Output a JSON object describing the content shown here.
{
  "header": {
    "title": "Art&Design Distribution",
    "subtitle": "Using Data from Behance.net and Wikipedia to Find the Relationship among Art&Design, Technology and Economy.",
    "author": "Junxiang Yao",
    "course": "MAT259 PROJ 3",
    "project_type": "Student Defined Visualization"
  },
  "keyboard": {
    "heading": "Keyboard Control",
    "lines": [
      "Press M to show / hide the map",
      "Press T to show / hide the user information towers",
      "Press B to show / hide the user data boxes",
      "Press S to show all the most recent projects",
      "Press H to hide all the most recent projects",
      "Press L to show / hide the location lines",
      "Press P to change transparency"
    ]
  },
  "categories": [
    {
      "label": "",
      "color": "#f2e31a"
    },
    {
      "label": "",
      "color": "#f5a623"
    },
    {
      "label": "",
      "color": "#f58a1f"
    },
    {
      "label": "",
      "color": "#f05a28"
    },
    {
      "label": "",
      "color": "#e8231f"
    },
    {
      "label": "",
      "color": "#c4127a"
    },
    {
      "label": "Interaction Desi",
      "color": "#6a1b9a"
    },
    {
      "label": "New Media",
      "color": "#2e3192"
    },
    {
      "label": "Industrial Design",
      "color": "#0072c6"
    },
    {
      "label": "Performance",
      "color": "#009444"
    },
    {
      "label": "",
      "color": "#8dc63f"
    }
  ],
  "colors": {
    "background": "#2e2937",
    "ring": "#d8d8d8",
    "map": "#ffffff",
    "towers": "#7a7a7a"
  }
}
* * * * * * * * *
__JOB__. Every line of the listing that holds "projects" should be found and copied.

__COMPLETE OUTPUT__.
      "Press S to show all the most recent projects",
      "Press H to hide all the most recent projects",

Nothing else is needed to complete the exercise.